» Exercise requirements
Copy out every line containing the word "value".

------------

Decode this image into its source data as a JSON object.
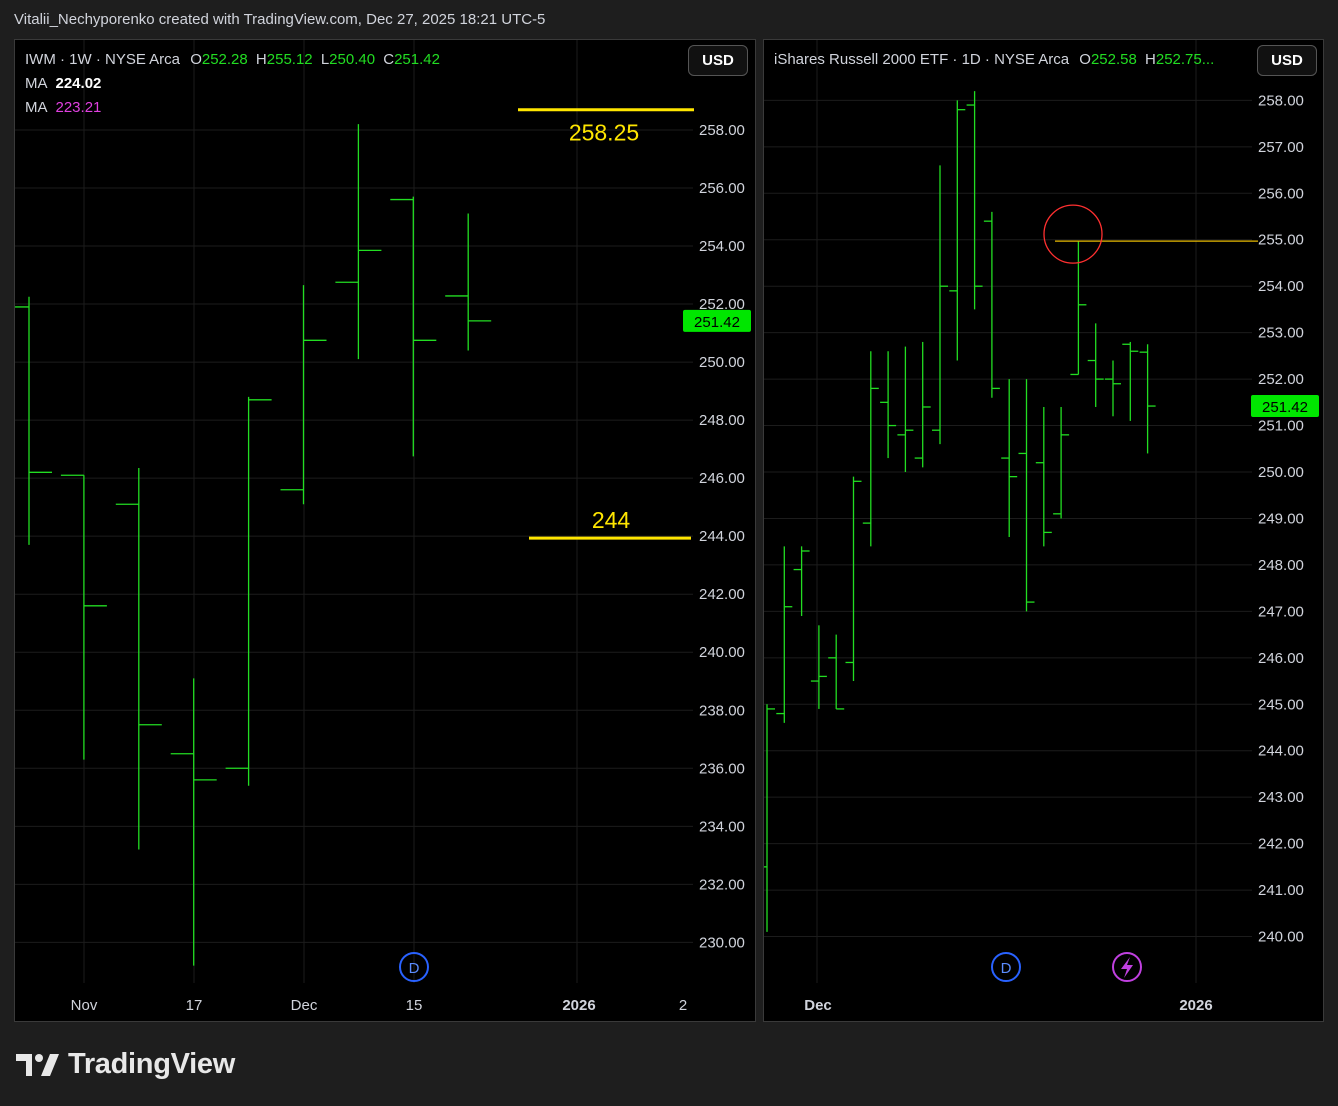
{
  "header_line": "Vitalii_Nechyporenko created with TradingView.com, Dec 27, 2025 18:21 UTC-5",
  "brand": "TradingView",
  "colors": {
    "bar": "#22dd22",
    "price_tag": "#00e600",
    "yellow": "#ffe600",
    "ma2": "#e040e0",
    "circle": "#ff3030"
  },
  "left": {
    "symbol_prefix": "IWM · 1W · NYSE Arca",
    "ohlc": [
      {
        "k": "O",
        "v": "252.28"
      },
      {
        "k": "H",
        "v": "255.12"
      },
      {
        "k": "L",
        "v": "250.40"
      },
      {
        "k": "C",
        "v": "251.42"
      }
    ],
    "ma": [
      {
        "label": "MA",
        "value": "224.02",
        "color": "#ffffff"
      },
      {
        "label": "MA",
        "value": "223.21",
        "color": "#e040e0"
      }
    ],
    "currency": "USD",
    "last_price": "251.42",
    "annotations": [
      {
        "text": "258.25",
        "value": 258.25
      },
      {
        "text": "244",
        "value": 244
      }
    ]
  },
  "right": {
    "symbol_prefix": "iShares Russell 2000 ETF · 1D · NYSE Arca",
    "ohlc": [
      {
        "k": "O",
        "v": "252.58"
      },
      {
        "k": "H",
        "v": "252.75..."
      }
    ],
    "currency": "USD",
    "last_price": "251.42",
    "level_line": 254.97
  },
  "chart_data": [
    {
      "type": "ohlc",
      "ylim": [
        228.6,
        261.1
      ],
      "y_ticks": [
        "230.00",
        "232.00",
        "234.00",
        "236.00",
        "238.00",
        "240.00",
        "242.00",
        "244.00",
        "246.00",
        "248.00",
        "250.00",
        "252.00",
        "254.00",
        "256.00",
        "258.00"
      ],
      "x_ticks": [
        "Nov",
        "17",
        "Dec",
        "15",
        "2026",
        "2"
      ],
      "bars": [
        {
          "o": 251.9,
          "h": 252.25,
          "l": 243.7,
          "c": 246.2
        },
        {
          "o": 246.1,
          "h": 246.1,
          "l": 236.3,
          "c": 241.6
        },
        {
          "o": 245.1,
          "h": 246.35,
          "l": 233.2,
          "c": 237.5
        },
        {
          "o": 236.5,
          "h": 239.1,
          "l": 229.2,
          "c": 235.6
        },
        {
          "o": 236.0,
          "h": 248.8,
          "l": 235.4,
          "c": 248.7
        },
        {
          "o": 245.6,
          "h": 252.65,
          "l": 245.1,
          "c": 250.75
        },
        {
          "o": 252.75,
          "h": 258.2,
          "l": 250.1,
          "c": 253.85
        },
        {
          "o": 255.6,
          "h": 255.7,
          "l": 246.75,
          "c": 250.75
        },
        {
          "o": 252.28,
          "h": 255.12,
          "l": 250.4,
          "c": 251.42
        }
      ]
    },
    {
      "type": "ohlc",
      "ylim": [
        239.0,
        259.3
      ],
      "y_ticks": [
        "240.00",
        "241.00",
        "242.00",
        "243.00",
        "244.00",
        "245.00",
        "246.00",
        "247.00",
        "248.00",
        "249.00",
        "250.00",
        "251.00",
        "252.00",
        "253.00",
        "254.00",
        "255.00",
        "256.00",
        "257.00",
        "258.00"
      ],
      "x_ticks": [
        "Dec",
        "2026"
      ],
      "bars": [
        {
          "o": 241.5,
          "h": 245.0,
          "l": 240.1,
          "c": 244.9
        },
        {
          "o": 244.8,
          "h": 248.4,
          "l": 244.6,
          "c": 247.1
        },
        {
          "o": 247.9,
          "h": 248.4,
          "l": 246.9,
          "c": 248.3
        },
        {
          "o": 245.5,
          "h": 246.7,
          "l": 244.9,
          "c": 245.6
        },
        {
          "o": 246.0,
          "h": 246.5,
          "l": 244.9,
          "c": 244.9
        },
        {
          "o": 245.9,
          "h": 249.9,
          "l": 245.5,
          "c": 249.8
        },
        {
          "o": 248.9,
          "h": 252.6,
          "l": 248.4,
          "c": 251.8
        },
        {
          "o": 251.5,
          "h": 252.6,
          "l": 250.3,
          "c": 251.0
        },
        {
          "o": 250.8,
          "h": 252.7,
          "l": 250.0,
          "c": 250.9
        },
        {
          "o": 250.3,
          "h": 252.8,
          "l": 250.1,
          "c": 251.4
        },
        {
          "o": 250.9,
          "h": 256.6,
          "l": 250.6,
          "c": 254.0
        },
        {
          "o": 253.9,
          "h": 258.0,
          "l": 252.4,
          "c": 257.8
        },
        {
          "o": 257.9,
          "h": 258.2,
          "l": 253.5,
          "c": 254.0
        },
        {
          "o": 255.4,
          "h": 255.6,
          "l": 251.6,
          "c": 251.8
        },
        {
          "o": 250.3,
          "h": 252.0,
          "l": 248.6,
          "c": 249.9
        },
        {
          "o": 250.4,
          "h": 252.0,
          "l": 247.0,
          "c": 247.2
        },
        {
          "o": 250.2,
          "h": 251.4,
          "l": 248.4,
          "c": 248.7
        },
        {
          "o": 249.1,
          "h": 251.4,
          "l": 249.0,
          "c": 250.8
        },
        {
          "o": 252.1,
          "h": 254.97,
          "l": 252.1,
          "c": 253.6
        },
        {
          "o": 252.4,
          "h": 253.2,
          "l": 251.4,
          "c": 252.0
        },
        {
          "o": 252.0,
          "h": 252.4,
          "l": 251.2,
          "c": 251.9
        },
        {
          "o": 252.75,
          "h": 252.8,
          "l": 251.1,
          "c": 252.6
        },
        {
          "o": 252.58,
          "h": 252.75,
          "l": 250.4,
          "c": 251.42
        }
      ]
    }
  ]
}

------------

» Final result
        "value": "224.02",
        "value": "223.21",
        "value": 258.25
        "value": 244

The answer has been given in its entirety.